_Your objective_. Identify every line in the records below that contains the word "content", and copy each of those lines.

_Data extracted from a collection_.
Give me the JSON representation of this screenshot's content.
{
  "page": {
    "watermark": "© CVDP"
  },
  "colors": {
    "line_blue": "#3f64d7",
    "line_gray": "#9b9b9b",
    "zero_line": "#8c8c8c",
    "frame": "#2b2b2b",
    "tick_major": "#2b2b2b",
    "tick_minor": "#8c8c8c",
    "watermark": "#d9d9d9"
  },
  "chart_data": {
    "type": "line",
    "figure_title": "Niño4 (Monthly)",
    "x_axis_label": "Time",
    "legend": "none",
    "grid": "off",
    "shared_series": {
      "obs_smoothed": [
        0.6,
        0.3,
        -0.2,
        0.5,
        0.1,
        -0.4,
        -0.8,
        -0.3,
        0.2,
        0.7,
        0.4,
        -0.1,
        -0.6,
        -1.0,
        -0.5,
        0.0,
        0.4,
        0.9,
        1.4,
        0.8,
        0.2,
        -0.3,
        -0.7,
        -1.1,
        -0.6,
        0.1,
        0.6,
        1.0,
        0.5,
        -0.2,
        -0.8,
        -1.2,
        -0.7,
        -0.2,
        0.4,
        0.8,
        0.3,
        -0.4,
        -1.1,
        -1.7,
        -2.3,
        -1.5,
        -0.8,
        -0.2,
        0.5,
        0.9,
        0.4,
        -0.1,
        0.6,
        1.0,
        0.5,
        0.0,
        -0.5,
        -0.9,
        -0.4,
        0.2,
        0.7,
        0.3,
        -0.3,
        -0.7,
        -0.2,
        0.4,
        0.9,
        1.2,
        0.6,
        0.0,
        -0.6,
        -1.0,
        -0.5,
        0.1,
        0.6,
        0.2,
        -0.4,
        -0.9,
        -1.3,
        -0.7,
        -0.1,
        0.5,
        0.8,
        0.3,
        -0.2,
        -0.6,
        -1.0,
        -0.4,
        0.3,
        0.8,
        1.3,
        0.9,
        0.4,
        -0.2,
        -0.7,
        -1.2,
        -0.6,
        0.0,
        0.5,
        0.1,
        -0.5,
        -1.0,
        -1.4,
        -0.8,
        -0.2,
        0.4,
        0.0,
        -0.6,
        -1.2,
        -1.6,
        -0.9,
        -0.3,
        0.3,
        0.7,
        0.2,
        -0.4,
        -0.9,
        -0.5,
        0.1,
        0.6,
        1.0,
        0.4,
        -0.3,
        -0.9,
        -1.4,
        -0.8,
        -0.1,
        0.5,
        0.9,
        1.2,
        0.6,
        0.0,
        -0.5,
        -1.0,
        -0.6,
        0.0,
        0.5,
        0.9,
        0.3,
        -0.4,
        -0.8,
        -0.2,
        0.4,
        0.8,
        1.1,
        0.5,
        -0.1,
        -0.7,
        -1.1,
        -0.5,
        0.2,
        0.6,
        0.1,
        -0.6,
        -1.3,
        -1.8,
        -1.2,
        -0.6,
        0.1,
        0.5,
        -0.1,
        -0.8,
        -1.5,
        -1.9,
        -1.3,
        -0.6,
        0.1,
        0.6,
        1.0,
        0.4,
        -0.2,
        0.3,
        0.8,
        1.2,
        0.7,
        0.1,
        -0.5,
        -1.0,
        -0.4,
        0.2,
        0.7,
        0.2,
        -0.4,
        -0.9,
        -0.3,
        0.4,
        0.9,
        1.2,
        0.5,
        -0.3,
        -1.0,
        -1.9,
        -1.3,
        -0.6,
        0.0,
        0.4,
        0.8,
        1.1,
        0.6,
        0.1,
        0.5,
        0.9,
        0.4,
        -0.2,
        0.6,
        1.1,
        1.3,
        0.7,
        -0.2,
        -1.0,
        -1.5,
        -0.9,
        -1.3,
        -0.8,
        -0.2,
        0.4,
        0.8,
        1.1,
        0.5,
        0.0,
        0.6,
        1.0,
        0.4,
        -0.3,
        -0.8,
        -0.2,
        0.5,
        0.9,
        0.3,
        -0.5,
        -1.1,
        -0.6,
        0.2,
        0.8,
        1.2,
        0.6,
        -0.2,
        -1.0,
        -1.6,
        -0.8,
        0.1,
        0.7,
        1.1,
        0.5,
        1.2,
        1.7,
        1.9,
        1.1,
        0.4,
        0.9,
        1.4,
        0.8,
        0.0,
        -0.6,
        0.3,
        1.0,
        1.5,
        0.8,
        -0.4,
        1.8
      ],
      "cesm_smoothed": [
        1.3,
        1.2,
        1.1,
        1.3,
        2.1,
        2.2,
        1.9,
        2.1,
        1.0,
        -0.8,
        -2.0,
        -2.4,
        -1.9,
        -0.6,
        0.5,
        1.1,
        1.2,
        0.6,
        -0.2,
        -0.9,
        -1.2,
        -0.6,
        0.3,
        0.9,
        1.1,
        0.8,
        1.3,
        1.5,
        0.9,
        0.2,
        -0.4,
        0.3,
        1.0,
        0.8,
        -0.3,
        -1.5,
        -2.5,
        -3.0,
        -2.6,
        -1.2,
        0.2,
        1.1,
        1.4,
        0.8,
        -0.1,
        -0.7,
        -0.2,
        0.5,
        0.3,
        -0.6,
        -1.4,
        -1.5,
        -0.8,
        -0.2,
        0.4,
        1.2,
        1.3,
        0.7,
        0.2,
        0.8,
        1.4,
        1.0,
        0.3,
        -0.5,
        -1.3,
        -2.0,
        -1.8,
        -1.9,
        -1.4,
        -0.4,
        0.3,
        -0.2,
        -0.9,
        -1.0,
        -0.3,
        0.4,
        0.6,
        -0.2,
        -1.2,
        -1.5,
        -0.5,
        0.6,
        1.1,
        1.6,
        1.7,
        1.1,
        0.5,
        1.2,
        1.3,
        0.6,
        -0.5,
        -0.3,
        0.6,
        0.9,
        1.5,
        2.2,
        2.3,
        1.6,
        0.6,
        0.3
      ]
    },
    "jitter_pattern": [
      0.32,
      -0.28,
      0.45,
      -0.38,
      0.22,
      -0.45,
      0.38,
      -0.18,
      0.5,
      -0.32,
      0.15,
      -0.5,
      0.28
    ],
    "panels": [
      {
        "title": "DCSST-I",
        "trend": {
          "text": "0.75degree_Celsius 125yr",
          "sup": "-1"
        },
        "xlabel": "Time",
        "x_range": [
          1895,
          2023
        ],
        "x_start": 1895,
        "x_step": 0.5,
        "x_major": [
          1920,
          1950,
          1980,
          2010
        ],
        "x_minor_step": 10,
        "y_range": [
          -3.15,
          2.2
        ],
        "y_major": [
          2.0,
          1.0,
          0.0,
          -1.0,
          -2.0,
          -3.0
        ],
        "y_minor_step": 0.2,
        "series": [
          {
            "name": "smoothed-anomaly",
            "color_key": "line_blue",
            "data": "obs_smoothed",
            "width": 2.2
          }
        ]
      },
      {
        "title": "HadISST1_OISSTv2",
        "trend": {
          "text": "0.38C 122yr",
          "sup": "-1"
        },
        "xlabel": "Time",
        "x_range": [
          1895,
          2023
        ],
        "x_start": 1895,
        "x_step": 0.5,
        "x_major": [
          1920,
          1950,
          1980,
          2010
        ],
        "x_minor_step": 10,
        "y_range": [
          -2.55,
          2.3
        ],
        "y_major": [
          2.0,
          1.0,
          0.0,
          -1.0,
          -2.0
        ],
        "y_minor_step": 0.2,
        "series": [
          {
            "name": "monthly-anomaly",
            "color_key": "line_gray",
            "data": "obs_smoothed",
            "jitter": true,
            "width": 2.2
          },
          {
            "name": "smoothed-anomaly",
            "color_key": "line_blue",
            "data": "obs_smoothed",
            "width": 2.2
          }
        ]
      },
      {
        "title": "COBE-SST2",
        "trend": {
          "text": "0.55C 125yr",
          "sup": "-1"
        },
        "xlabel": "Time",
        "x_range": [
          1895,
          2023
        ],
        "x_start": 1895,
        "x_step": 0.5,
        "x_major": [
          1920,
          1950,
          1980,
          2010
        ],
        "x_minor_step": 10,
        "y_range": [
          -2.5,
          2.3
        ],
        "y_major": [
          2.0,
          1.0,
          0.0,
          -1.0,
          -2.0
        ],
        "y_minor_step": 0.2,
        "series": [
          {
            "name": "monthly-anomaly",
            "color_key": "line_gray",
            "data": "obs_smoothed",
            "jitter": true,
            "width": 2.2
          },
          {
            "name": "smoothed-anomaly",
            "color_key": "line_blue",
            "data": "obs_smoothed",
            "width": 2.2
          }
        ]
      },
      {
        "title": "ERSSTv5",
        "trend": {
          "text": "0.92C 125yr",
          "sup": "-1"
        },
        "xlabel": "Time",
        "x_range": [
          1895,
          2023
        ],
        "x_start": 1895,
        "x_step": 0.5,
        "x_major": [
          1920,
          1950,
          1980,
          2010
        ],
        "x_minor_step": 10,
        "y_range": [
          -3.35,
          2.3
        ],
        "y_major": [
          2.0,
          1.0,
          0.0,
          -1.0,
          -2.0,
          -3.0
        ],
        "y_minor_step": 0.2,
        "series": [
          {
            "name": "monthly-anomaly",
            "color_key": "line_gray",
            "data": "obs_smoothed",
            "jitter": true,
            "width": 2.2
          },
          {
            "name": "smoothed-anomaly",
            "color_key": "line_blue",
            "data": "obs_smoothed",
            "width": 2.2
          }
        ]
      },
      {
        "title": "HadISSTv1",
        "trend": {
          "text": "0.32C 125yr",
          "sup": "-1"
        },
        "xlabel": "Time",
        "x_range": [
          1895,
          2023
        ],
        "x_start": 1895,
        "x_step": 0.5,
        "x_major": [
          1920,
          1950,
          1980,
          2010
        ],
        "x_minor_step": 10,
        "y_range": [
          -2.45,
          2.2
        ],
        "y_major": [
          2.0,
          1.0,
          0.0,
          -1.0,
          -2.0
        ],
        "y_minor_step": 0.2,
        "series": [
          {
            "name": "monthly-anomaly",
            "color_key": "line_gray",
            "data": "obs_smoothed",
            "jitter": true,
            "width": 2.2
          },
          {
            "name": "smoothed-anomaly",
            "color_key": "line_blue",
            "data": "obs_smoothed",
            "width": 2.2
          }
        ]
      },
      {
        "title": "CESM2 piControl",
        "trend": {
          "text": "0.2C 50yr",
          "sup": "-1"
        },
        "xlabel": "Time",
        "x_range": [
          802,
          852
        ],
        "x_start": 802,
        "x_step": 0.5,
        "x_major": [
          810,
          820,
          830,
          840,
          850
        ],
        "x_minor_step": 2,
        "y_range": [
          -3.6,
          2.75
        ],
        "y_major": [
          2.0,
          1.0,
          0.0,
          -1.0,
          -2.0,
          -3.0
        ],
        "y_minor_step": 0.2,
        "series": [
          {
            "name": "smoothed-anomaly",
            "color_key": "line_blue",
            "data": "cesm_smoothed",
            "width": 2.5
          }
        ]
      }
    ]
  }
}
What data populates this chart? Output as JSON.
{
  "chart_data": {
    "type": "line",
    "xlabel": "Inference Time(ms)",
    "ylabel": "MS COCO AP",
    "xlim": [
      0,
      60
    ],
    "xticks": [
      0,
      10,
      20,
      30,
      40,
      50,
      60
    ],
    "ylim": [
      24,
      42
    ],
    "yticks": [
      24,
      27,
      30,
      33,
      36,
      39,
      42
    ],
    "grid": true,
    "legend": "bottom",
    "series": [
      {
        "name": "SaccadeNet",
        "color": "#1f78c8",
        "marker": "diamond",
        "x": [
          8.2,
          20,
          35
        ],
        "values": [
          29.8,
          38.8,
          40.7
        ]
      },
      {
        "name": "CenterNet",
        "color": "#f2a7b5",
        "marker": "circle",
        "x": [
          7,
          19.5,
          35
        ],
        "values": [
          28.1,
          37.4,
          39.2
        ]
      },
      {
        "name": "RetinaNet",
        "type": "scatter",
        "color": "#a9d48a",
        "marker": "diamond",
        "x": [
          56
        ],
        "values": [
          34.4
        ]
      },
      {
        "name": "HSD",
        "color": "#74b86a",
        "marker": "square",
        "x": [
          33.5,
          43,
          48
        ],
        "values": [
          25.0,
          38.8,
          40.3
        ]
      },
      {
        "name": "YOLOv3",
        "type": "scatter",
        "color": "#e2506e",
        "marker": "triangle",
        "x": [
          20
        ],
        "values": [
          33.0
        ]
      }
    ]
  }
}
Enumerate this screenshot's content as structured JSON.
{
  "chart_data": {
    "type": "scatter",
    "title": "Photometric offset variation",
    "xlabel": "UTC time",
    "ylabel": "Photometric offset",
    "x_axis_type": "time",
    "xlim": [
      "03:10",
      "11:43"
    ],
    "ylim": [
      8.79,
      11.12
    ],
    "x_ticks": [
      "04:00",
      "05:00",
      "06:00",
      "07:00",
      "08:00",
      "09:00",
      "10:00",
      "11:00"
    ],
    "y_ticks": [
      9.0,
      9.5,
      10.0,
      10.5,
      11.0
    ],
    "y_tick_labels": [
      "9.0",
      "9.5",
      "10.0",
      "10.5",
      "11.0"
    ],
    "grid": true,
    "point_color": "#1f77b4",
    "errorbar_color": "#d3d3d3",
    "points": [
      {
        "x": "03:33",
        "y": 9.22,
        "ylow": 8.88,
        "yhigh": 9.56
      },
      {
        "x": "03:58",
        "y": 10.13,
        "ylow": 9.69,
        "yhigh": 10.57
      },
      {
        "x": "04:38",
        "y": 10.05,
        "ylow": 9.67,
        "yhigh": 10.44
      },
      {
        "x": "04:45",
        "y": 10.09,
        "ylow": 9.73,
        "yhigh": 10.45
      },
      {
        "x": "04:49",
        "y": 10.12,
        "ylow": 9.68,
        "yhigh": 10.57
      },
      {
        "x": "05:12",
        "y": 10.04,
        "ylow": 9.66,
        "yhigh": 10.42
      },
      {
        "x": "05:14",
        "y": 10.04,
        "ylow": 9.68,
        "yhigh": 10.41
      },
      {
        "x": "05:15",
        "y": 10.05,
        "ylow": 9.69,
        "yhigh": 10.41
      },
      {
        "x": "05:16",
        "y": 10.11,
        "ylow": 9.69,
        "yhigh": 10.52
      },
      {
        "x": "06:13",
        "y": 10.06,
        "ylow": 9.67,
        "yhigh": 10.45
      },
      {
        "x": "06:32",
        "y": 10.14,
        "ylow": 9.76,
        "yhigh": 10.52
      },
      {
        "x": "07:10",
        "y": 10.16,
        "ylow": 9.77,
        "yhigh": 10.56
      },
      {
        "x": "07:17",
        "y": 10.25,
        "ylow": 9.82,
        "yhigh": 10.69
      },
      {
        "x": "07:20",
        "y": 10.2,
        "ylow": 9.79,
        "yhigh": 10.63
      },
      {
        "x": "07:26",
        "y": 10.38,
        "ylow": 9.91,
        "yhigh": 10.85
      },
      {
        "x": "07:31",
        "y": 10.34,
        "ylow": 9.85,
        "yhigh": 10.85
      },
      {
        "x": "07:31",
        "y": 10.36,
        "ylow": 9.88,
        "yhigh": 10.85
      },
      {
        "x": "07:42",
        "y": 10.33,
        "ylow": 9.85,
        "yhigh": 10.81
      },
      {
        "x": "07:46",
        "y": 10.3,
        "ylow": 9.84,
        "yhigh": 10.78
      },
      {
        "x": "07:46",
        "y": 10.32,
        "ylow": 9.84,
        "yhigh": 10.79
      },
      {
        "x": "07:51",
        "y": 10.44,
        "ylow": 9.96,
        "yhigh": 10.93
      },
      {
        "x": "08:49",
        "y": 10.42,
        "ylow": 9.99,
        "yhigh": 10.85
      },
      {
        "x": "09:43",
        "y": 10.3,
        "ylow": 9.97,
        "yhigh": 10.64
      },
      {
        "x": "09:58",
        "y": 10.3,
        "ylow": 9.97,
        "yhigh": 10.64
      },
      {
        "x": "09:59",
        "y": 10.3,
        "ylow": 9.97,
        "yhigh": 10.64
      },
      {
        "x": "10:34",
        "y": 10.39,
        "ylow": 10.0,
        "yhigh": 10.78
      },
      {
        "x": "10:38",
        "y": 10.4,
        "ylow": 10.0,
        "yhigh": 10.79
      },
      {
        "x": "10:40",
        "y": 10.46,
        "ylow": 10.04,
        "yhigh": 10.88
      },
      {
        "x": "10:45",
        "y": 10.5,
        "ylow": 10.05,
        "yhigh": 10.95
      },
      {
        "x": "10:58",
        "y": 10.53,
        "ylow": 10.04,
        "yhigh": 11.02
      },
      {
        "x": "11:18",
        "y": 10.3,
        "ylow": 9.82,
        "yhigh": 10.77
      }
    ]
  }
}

_Full answer_.
Give me the JSON representation of this screenshot's content.
Enumerate this screenshot's content as structured JSON.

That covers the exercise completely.